Task goal:
Rewrite the rows below, changing each occurrence of "Capital expenditure" to "Capital spending" and leaving everything else the same.

[START]

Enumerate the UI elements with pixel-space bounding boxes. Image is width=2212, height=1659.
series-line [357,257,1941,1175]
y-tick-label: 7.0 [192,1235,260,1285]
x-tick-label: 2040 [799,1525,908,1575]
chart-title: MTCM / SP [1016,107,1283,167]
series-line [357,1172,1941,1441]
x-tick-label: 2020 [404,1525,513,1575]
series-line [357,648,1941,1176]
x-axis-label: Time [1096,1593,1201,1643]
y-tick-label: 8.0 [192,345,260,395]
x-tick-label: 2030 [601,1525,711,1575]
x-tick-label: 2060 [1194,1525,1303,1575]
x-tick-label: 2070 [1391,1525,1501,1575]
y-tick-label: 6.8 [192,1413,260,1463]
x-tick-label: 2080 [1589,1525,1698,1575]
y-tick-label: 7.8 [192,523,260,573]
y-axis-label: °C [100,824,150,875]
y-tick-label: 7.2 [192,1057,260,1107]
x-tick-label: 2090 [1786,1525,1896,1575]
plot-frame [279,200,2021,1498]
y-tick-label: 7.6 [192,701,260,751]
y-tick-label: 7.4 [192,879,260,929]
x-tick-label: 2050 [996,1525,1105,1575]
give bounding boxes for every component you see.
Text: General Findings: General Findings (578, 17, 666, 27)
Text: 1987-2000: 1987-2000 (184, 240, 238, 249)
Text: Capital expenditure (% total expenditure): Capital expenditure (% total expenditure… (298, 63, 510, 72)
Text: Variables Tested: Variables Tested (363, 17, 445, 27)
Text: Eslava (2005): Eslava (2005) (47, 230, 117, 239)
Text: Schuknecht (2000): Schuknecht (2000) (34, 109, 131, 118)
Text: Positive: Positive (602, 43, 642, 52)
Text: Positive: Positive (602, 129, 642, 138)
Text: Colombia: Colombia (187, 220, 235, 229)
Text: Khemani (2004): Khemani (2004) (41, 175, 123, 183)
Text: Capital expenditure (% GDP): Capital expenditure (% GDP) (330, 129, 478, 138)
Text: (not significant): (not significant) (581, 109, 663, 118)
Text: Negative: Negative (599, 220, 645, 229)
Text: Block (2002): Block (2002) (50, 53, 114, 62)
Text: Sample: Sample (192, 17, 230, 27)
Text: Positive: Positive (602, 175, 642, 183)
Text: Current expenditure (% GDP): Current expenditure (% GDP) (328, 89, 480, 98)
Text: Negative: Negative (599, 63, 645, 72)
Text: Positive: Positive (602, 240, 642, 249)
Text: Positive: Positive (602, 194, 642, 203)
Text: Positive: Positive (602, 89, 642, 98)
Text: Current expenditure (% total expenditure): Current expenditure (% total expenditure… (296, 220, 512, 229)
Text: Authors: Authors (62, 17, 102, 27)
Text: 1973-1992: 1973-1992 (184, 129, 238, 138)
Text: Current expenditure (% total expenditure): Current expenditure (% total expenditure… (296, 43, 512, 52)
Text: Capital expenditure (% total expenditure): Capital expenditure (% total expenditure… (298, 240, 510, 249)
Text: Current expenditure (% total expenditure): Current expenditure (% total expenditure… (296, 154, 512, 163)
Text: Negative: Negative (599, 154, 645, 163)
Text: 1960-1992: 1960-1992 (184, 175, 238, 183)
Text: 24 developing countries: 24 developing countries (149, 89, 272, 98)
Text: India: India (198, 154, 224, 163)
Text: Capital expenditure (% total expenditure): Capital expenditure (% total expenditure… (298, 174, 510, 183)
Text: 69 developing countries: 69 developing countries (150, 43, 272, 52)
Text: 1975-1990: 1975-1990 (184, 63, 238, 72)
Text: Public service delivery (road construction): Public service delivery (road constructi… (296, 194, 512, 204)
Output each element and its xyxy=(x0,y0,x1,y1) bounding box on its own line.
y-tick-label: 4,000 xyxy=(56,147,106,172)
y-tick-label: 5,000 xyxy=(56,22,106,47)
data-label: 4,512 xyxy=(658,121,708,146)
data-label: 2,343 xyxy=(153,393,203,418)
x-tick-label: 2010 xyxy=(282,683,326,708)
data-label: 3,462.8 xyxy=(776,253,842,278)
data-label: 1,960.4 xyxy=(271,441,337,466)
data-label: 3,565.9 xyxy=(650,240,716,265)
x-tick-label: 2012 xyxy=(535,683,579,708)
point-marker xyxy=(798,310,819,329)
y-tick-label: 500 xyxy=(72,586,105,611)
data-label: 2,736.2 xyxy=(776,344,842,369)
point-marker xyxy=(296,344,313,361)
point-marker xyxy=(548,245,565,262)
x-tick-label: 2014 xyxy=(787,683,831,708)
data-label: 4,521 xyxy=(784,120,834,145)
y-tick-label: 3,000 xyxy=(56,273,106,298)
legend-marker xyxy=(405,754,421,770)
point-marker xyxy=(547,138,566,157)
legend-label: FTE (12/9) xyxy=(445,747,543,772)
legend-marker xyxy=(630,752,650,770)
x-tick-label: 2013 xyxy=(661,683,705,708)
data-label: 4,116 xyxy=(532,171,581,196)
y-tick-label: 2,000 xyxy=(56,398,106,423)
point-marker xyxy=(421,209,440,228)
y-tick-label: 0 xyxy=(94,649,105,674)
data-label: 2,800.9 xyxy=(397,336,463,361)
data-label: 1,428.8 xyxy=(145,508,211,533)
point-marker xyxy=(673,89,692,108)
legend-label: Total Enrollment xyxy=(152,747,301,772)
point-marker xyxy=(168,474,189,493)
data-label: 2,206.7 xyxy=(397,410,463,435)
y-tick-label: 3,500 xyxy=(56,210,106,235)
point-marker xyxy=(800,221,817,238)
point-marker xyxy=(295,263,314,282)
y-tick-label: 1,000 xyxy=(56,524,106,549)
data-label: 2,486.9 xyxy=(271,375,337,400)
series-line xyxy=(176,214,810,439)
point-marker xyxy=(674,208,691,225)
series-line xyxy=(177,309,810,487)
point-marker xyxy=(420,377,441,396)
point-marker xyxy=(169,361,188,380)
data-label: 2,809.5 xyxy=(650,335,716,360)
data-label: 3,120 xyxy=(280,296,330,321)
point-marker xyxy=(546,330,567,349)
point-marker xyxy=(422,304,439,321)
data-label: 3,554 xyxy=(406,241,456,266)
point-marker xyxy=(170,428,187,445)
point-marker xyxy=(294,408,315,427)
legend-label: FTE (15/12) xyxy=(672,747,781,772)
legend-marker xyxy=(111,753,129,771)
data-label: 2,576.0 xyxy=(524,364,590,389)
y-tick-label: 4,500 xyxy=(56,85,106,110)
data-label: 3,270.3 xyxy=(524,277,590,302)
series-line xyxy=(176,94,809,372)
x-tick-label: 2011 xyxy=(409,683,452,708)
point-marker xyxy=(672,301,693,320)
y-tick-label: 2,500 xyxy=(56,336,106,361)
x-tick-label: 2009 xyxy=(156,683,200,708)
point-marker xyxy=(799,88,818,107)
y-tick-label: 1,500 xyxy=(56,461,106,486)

[END]

Exercise result:
Enumerate the UI elements with pixel-space bounding boxes. Image is width=2212, height=1659.
series-line [357,257,1941,1175]
y-tick-label: 7.0 [192,1235,260,1285]
x-tick-label: 2040 [799,1525,908,1575]
chart-title: MTCM / SP [1016,107,1283,167]
series-line [357,1172,1941,1441]
x-tick-label: 2020 [404,1525,513,1575]
series-line [357,648,1941,1176]
x-axis-label: Time [1096,1593,1201,1643]
y-tick-label: 8.0 [192,345,260,395]
x-tick-label: 2030 [601,1525,711,1575]
x-tick-label: 2060 [1194,1525,1303,1575]
x-tick-label: 2070 [1391,1525,1501,1575]
y-tick-label: 6.8 [192,1413,260,1463]
x-tick-label: 2080 [1589,1525,1698,1575]
y-tick-label: 7.8 [192,523,260,573]
y-axis-label: °C [100,824,150,875]
y-tick-label: 7.2 [192,1057,260,1107]
x-tick-label: 2090 [1786,1525,1896,1575]
plot-frame [279,200,2021,1498]
y-tick-label: 7.6 [192,701,260,751]
y-tick-label: 7.4 [192,879,260,929]
x-tick-label: 2050 [996,1525,1105,1575]
give bounding boxes for every component you see.
Text: General Findings: General Findings (578, 17, 666, 27)
Text: 1987-2000: 1987-2000 (184, 240, 238, 249)
Text: Capital spending (% total expenditure): Capital spending (% total expenditure… (298, 63, 510, 72)
Text: Variables Tested: Variables Tested (363, 17, 445, 27)
Text: Eslava (2005): Eslava (2005) (47, 230, 117, 239)
Text: Schuknecht (2000): Schuknecht (2000) (34, 109, 131, 118)
Text: Positive: Positive (602, 43, 642, 52)
Text: Positive: Positive (602, 129, 642, 138)
Text: Colombia: Colombia (187, 220, 235, 229)
Text: Khemani (2004): Khemani (2004) (41, 175, 123, 183)
Text: Capital spending (% GDP): Capital spending (% GDP) (330, 129, 478, 138)
Text: (not significant): (not significant) (581, 109, 663, 118)
Text: Negative: Negative (599, 220, 645, 229)
Text: Block (2002): Block (2002) (50, 53, 114, 62)
Text: Sample: Sample (192, 17, 230, 27)
Text: Positive: Positive (602, 175, 642, 183)
Text: Current expenditure (% GDP): Current expenditure (% GDP) (328, 89, 480, 98)
Text: Negative: Negative (599, 63, 645, 72)
Text: Positive: Positive (602, 240, 642, 249)
Text: Positive: Positive (602, 194, 642, 203)
Text: Positive: Positive (602, 89, 642, 98)
Text: Current expenditure (% total expenditure): Current expenditure (% total expenditure… (296, 220, 512, 229)
Text: Authors: Authors (62, 17, 102, 27)
Text: 1973-1992: 1973-1992 (184, 129, 238, 138)
Text: Current expenditure (% total expenditure): Current expenditure (% total expenditure… (296, 43, 512, 52)
Text: Capital spending (% total expenditure): Capital spending (% total expenditure… (298, 240, 510, 249)
Text: Current expenditure (% total expenditure): Current expenditure (% total expenditure… (296, 154, 512, 163)
Text: Negative: Negative (599, 154, 645, 163)
Text: 1960-1992: 1960-1992 (184, 175, 238, 183)
Text: 24 developing countries: 24 developing countries (149, 89, 272, 98)
Text: India: India (198, 154, 224, 163)
Text: Capital spending (% total expenditure): Capital spending (% total expenditure… (298, 174, 510, 183)
Text: 69 developing countries: 69 developing countries (150, 43, 272, 52)
Text: 1975-1990: 1975-1990 (184, 63, 238, 72)
Text: Public service delivery (road construction): Public service delivery (road constructi… (296, 194, 512, 204)
Output each element and its xyxy=(x0,y0,x1,y1) bounding box on its own line.
y-tick-label: 4,000 xyxy=(56,147,106,172)
y-tick-label: 5,000 xyxy=(56,22,106,47)
data-label: 4,512 xyxy=(658,121,708,146)
data-label: 2,343 xyxy=(153,393,203,418)
x-tick-label: 2010 xyxy=(282,683,326,708)
data-label: 3,462.8 xyxy=(776,253,842,278)
data-label: 1,960.4 xyxy=(271,441,337,466)
data-label: 3,565.9 xyxy=(650,240,716,265)
x-tick-label: 2012 xyxy=(535,683,579,708)
point-marker xyxy=(798,310,819,329)
y-tick-label: 500 xyxy=(72,586,105,611)
data-label: 2,736.2 xyxy=(776,344,842,369)
point-marker xyxy=(296,344,313,361)
point-marker xyxy=(548,245,565,262)
x-tick-label: 2014 xyxy=(787,683,831,708)
data-label: 4,521 xyxy=(784,120,834,145)
y-tick-label: 3,000 xyxy=(56,273,106,298)
legend-marker xyxy=(405,754,421,770)
point-marker xyxy=(547,138,566,157)
legend-label: FTE (12/9) xyxy=(445,747,543,772)
legend-marker xyxy=(630,752,650,770)
x-tick-label: 2013 xyxy=(661,683,705,708)
data-label: 4,116 xyxy=(532,171,581,196)
y-tick-label: 2,000 xyxy=(56,398,106,423)
point-marker xyxy=(421,209,440,228)
y-tick-label: 0 xyxy=(94,649,105,674)
data-label: 2,800.9 xyxy=(397,336,463,361)
data-label: 1,428.8 xyxy=(145,508,211,533)
point-marker xyxy=(673,89,692,108)
legend-label: Total Enrollment xyxy=(152,747,301,772)
point-marker xyxy=(168,474,189,493)
data-label: 2,206.7 xyxy=(397,410,463,435)
y-tick-label: 3,500 xyxy=(56,210,106,235)
point-marker xyxy=(800,221,817,238)
point-marker xyxy=(295,263,314,282)
y-tick-label: 1,000 xyxy=(56,524,106,549)
data-label: 2,486.9 xyxy=(271,375,337,400)
series-line xyxy=(176,214,810,439)
point-marker xyxy=(674,208,691,225)
series-line xyxy=(177,309,810,487)
point-marker xyxy=(420,377,441,396)
point-marker xyxy=(169,361,188,380)
data-label: 2,809.5 xyxy=(650,335,716,360)
data-label: 3,120 xyxy=(280,296,330,321)
point-marker xyxy=(546,330,567,349)
point-marker xyxy=(422,304,439,321)
data-label: 3,554 xyxy=(406,241,456,266)
point-marker xyxy=(170,428,187,445)
point-marker xyxy=(294,408,315,427)
legend-label: FTE (15/12) xyxy=(672,747,781,772)
legend-marker xyxy=(111,753,129,771)
data-label: 2,576.0 xyxy=(524,364,590,389)
y-tick-label: 4,500 xyxy=(56,85,106,110)
data-label: 3,270.3 xyxy=(524,277,590,302)
series-line xyxy=(176,94,809,372)
x-tick-label: 2011 xyxy=(409,683,452,708)
point-marker xyxy=(672,301,693,320)
y-tick-label: 2,500 xyxy=(56,336,106,361)
x-tick-label: 2009 xyxy=(156,683,200,708)
point-marker xyxy=(799,88,818,107)
y-tick-label: 1,500 xyxy=(56,461,106,486)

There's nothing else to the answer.